説明

移動方向識別装置

【課題】 検出した人物の移動方向を推定し、移動方向から監視対象外の人物に対する検出を棄却することで、監視効率を向上させる。
【解決手段】 時間軸上で連続する個々の画像を複数領域に分割して分割した領域毎に領域内の輝度変化を状態変化量として算出する時間変化抽出部2と、複数の連続画像で構成っされる画像フレーム群毎に算出した状態変化量の差分を算出して算出した差分の重心を算出し、更に連続する画像フレーム群の間で算出した重心位置を比較して重心の移動量を特徴量として算出する動きベクトル算出部3と、映像内の人物の存在を判断する人物検出部4と、人物の移動方向を判定する移動方向判定部5とを有し、移動方向判定部5はアダブーストによるカスケード型の強識別器によって構成され、サンプル記憶部5aに記憶された特徴量と算出した個々の領域の特徴量とを比較して人物の移動方向を判定する。

【発明の詳細な説明】
【技術分野】
【0001】
本発明は、カメラの撮像映像から人物の移動方向を識別する移動方向識別装置に関する。
【背景技術】
【0002】
近年、映像から人物を検出する技術が発達しており、局所領域内の画素の輝度変化をヒストグラム化した特徴量を基に識別を行う手法として、輝度の勾配方向ヒストグラム化した特徴ベクトルであるHOGを用いた非特許文献1に開示された手法や、複数画像フレームにおける時間軸上の輝度変化に基づいてピクセル状態分析(PSA)を行って特徴量として用いた特許文献1に開示された手法が提案されている。
【先行技術文献】
【特許文献】
【0003】
【特許文献1】特開2009−301104号公報
【非特許文献】
【0004】
【非特許文献1】N.Dalal and B.Triggs, “Histograms of Oriented Gradients for Human Detection”, IEEE Computer Vision and Pattern Recognitio, pp. 886-893, 2005年
【発明の概要】
【発明が解決しようとする課題】
【0005】
しかしながら、カメラを使用してカメラに近づいてくる人物、或いは特定の方向に移動している人物だけを監視したくても、実際には移動方向は関係なくカメラの前を横切る人物であれば誰でも検出してしまう問題があった。

————————

## 設問内容
引用文によれば、移動方向判定部5はどのような識別器によって構成されているか。 引用文の記述だけを根拠とすること。

————————

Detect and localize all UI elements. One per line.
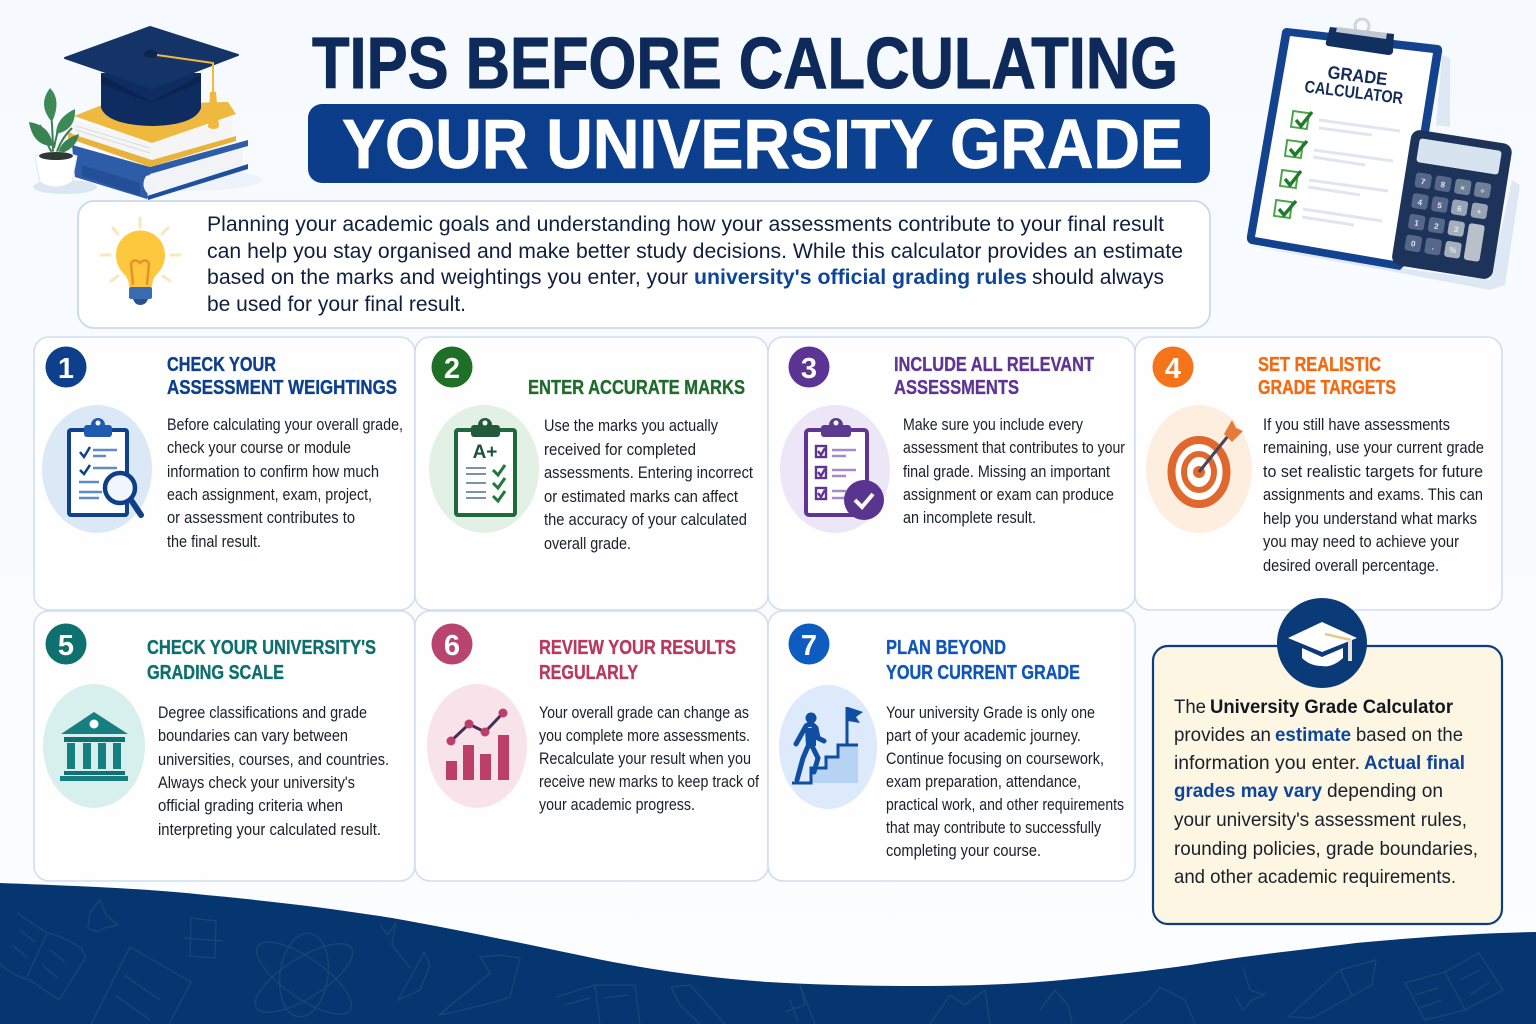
badge 4	[1152, 346, 1194, 388]
callout text: The	[1174, 696, 1206, 718]
heading 4: GRADE TARGETS	[1258, 376, 1396, 399]
heading 5	[147, 636, 376, 684]
heading 4: SET REALISTIC	[1258, 353, 1381, 376]
heading 3	[894, 353, 1094, 399]
body 4: remaining, use your current grade	[1263, 439, 1484, 457]
body 3: assignment or exam can produce	[903, 486, 1114, 504]
intro panel	[78, 201, 1210, 328]
heading 4	[1258, 353, 1396, 399]
body 2: overall grade.	[544, 535, 631, 553]
body 3: final grade. Missing an important	[903, 463, 1110, 481]
calculator: %	[1449, 245, 1457, 255]
icon: clipboard with A+	[429, 405, 539, 533]
callout text: grades may vary	[1174, 780, 1322, 802]
callout text: provides an	[1174, 724, 1271, 746]
heading 7: YOUR CURRENT GRADE	[886, 661, 1080, 684]
body 2: the accuracy of your calculated	[544, 511, 747, 529]
callout text: depending on	[1327, 780, 1443, 802]
calculator: 2	[1433, 222, 1440, 231]
yellow book	[68, 102, 236, 167]
badge 5: 5	[58, 630, 74, 662]
body 2	[544, 417, 753, 553]
body 4: assignments and exams. This can	[1263, 486, 1483, 504]
calculator: 5	[1437, 201, 1443, 210]
icon: clipboard with magnifier	[42, 405, 152, 533]
body 5: Always check your university's	[158, 774, 355, 792]
body 1: information to confirm how much	[167, 463, 379, 481]
title	[308, 24, 1210, 183]
body 4: you may need to achieve your	[1263, 533, 1459, 551]
body 7: Continue focusing on coursework,	[886, 750, 1104, 768]
body 1	[167, 416, 403, 551]
heading 2: ENTER ACCURATE MARKS	[528, 376, 745, 399]
calculator: .	[1431, 242, 1435, 252]
panel: tip 4	[1135, 337, 1502, 610]
heading 5: GRADING SCALE	[147, 661, 284, 684]
calculator: 1	[1414, 218, 1420, 228]
body 5: Degree classifications and grade	[158, 704, 367, 722]
plant	[29, 88, 79, 187]
badge 7: 7	[801, 630, 817, 662]
body 4: If you still have assessments	[1263, 416, 1450, 434]
clipboard: GRADE	[1327, 62, 1389, 89]
heading 1	[167, 353, 397, 399]
icon: clipboard with A+: A+	[473, 442, 497, 463]
heading 1: ASSESSMENT WEIGHTINGS	[167, 376, 397, 399]
body 6: receive new marks to keep track of	[539, 773, 759, 791]
clipboard: CALCULATOR	[1304, 77, 1404, 108]
body 5: universities, courses, and countries.	[158, 751, 389, 769]
panel: tip 1	[34, 337, 415, 610]
body 2: or estimated marks can affect	[544, 488, 738, 506]
body 6: Your overall grade can change as	[539, 704, 749, 722]
badge 6: 6	[444, 630, 460, 662]
callout text: rounding policies, grade boundaries,	[1174, 838, 1478, 860]
intro text: be used for your final result.	[207, 293, 466, 316]
body 5: boundaries can vary between	[158, 727, 348, 745]
badge 1	[46, 346, 86, 388]
callout text: information you enter.	[1174, 752, 1360, 774]
checklist	[1274, 111, 1400, 225]
calculator: 0	[1410, 239, 1417, 249]
cap	[65, 27, 238, 129]
callout text: estimate	[1275, 724, 1351, 746]
body 7: Your university Grade is only one	[886, 704, 1095, 722]
body 3: an incomplete result.	[903, 509, 1036, 527]
body 6: Recalculate your result when you	[539, 750, 751, 768]
callout text: University Grade Calculator	[1210, 696, 1453, 718]
body 4: to set realistic targets for future	[1263, 463, 1483, 481]
body 5: interpreting your calculated result.	[158, 821, 381, 839]
body 1: check your course or module	[167, 439, 351, 457]
intro text: should always	[1032, 266, 1164, 289]
footer wave	[0, 883, 1536, 1024]
body 5: official grading criteria when	[158, 797, 343, 815]
heading 7: PLAN BEYOND	[886, 636, 1006, 659]
heading 3: ASSESSMENTS	[894, 376, 1019, 399]
title: TIPS BEFORE CALCULATING	[312, 24, 1178, 104]
badge 2: 2	[444, 353, 460, 385]
icon: graduation cap badge	[1277, 598, 1367, 688]
badge 5	[46, 624, 86, 664]
callout text: and other academic requirements.	[1174, 866, 1456, 888]
body 5	[158, 704, 389, 839]
body 1: or assessment contributes to	[167, 509, 355, 527]
calculator: 8	[1440, 180, 1446, 190]
calculator: 4	[1417, 198, 1423, 207]
heading 1: CHECK YOUR	[167, 353, 276, 376]
body 7: part of your academic journey.	[886, 727, 1081, 745]
body 2: received for completed	[544, 441, 696, 459]
calculator	[1391, 129, 1513, 280]
badge 4: 4	[1165, 353, 1181, 385]
title banner: YOUR UNIVERSITY GRADE	[342, 105, 1183, 183]
body 4: help you understand what marks	[1263, 510, 1477, 528]
badge 1: 1	[58, 353, 74, 385]
calculator: ×	[1460, 183, 1466, 193]
body 7: exam preparation, attendance,	[886, 773, 1081, 791]
body 6	[539, 704, 759, 814]
body 1: each assignment, exam, project,	[167, 486, 372, 504]
panel: tip 5	[34, 611, 415, 881]
body 7: completing your course.	[886, 842, 1041, 860]
body 2: assessments. Entering incorrect	[544, 464, 753, 482]
body 3	[903, 416, 1125, 527]
heading 7	[886, 636, 1080, 684]
calculator: 6	[1456, 204, 1463, 214]
callout text: Actual final	[1364, 752, 1465, 774]
panel: tip 6	[415, 611, 768, 881]
body 6: your academic progress.	[539, 796, 695, 814]
panel: tip 3	[768, 337, 1135, 610]
heading 5: CHECK YOUR UNIVERSITY'S	[147, 636, 376, 659]
illustration: graduation cap on books	[29, 27, 262, 200]
body 4	[1263, 416, 1484, 575]
body 4: desired overall percentage.	[1263, 557, 1439, 575]
icon: rising chart	[427, 684, 527, 808]
badge 3	[788, 346, 830, 388]
body 1: the final result.	[167, 533, 261, 551]
heading 6: REGULARLY	[539, 661, 638, 684]
icon: climbing stairs to flag	[779, 685, 877, 809]
panel: tip 2	[415, 337, 768, 610]
body 3: Make sure you include every	[903, 416, 1084, 434]
body 6: you complete more assessments.	[539, 727, 750, 745]
badge 2	[432, 346, 472, 388]
icon: target with arrow	[1146, 405, 1252, 533]
body 3: assessment that contributes to your	[903, 439, 1125, 457]
badge 3: 3	[801, 353, 817, 385]
icon: checklist with tick	[780, 405, 890, 533]
calculator: 3	[1453, 225, 1460, 234]
callout text: based on the	[1356, 724, 1463, 746]
panel: tip 7	[768, 611, 1135, 881]
badge 7	[788, 624, 830, 664]
illustration: clipboard and calculator	[1247, 19, 1520, 290]
calculator: ÷	[1480, 186, 1486, 196]
intro text: can help you stay organised and make better study decisions. While this calculator provides an estimate	[207, 240, 1183, 263]
callout text: your university's assessment rules,	[1174, 809, 1467, 831]
intro text: Planning your academic goals and understanding how your assessments contribute to your final result	[207, 213, 1164, 236]
heading 6	[539, 636, 736, 684]
badge 6	[432, 624, 472, 664]
intro text: university's official grading rules	[694, 266, 1027, 289]
intro text: based on the marks and weightings you enter, your	[207, 266, 688, 289]
calculator: +	[1476, 207, 1482, 217]
callout text	[1174, 696, 1478, 888]
clipboard	[1247, 19, 1442, 270]
body 7	[886, 704, 1124, 860]
blue book	[72, 140, 248, 200]
body 7: that may contribute to successfully	[886, 819, 1102, 837]
icon: light bulb	[101, 218, 180, 305]
footer doodles	[0, 900, 1503, 1024]
heading 3: INCLUDE ALL RELEVANT	[894, 353, 1094, 376]
body 2: Use the marks you actually	[544, 417, 719, 435]
body 1: Before calculating your overall grade,	[167, 416, 403, 434]
body 7: practical work, and other requirements	[886, 796, 1124, 814]
calculator: 7	[1420, 177, 1427, 187]
intro text	[207, 213, 1183, 316]
heading 6: REVIEW YOUR RESULTS	[539, 636, 736, 659]
icon: university building	[43, 684, 145, 808]
callout: estimate note	[1153, 598, 1502, 924]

————————

## 出力結果
アダブーストによるカスケード型の強識別器によって構成されている。